*PROBLEM REQUIREMENTS*:
Pick out every line of the data that contains the string "header", matching case exactly.

## BEGIN

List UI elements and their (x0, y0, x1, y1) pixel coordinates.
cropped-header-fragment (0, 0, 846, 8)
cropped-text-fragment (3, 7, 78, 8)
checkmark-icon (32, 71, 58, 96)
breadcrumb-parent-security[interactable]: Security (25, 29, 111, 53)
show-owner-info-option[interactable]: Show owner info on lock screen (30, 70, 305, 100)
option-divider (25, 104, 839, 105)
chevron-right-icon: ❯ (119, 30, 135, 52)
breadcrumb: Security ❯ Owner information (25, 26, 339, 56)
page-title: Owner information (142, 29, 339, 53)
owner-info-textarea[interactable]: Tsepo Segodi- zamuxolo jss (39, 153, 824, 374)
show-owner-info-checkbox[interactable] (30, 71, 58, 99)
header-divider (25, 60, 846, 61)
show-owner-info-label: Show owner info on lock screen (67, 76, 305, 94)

## END

*THE RESULT*:
cropped-header-fragment (0, 0, 846, 8)
header-divider (25, 60, 846, 61)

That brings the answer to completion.